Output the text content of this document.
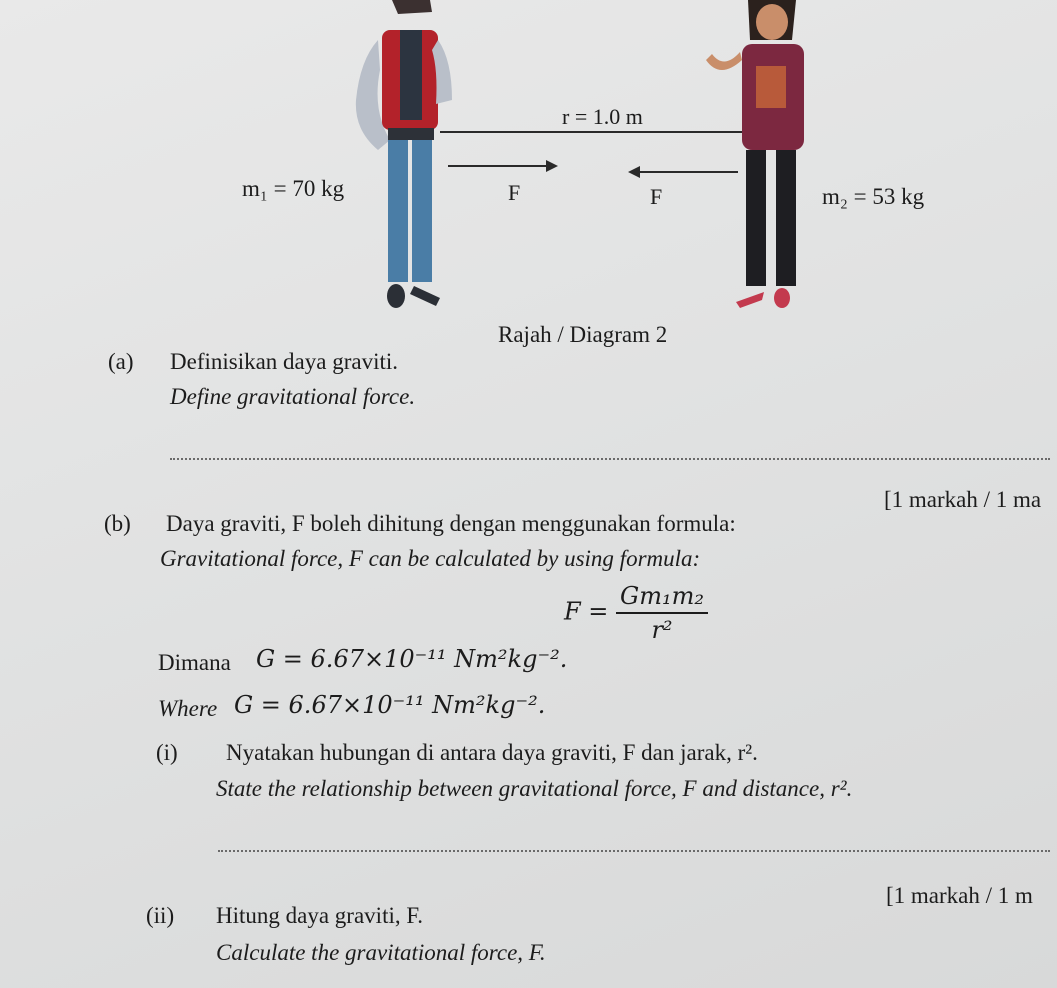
r = 1.0 m
F	F
m₁ = 70 kg	m₂ = 53 kg
Rajah / Diagram 2
(a) Definisikan daya graviti.
Define gravitational force.
[1 markah / 1 ma
(b) Daya graviti, F boleh dihitung dengan menggunakan formula:
Gravitational force, F can be calculated by using formula:
$F = \frac{\text{Gm₁m₂}}{\text{r²}}$
Dimana G = 6.67×10⁻¹¹ Nm²kg⁻².
Where G = 6.67×10⁻¹¹ Nm²kg⁻².
(i) Nyatakan hubungan di antara daya graviti, F dan jarak, r².
State the relationship between gravitational force, F and distance, r².
[1 markah / 1 m
(ii) Hitung daya graviti, F.
Calculate the gravitational force, F.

--------------------

- _What you need to do_
Where a line above includes "force", copy that line.

- _Exercise response_
Define gravitational force.
Gravitational force, F can be calculated by using formula:
State the relationship between gravitational force, F and distance, r².
Calculate the gravitational force, F.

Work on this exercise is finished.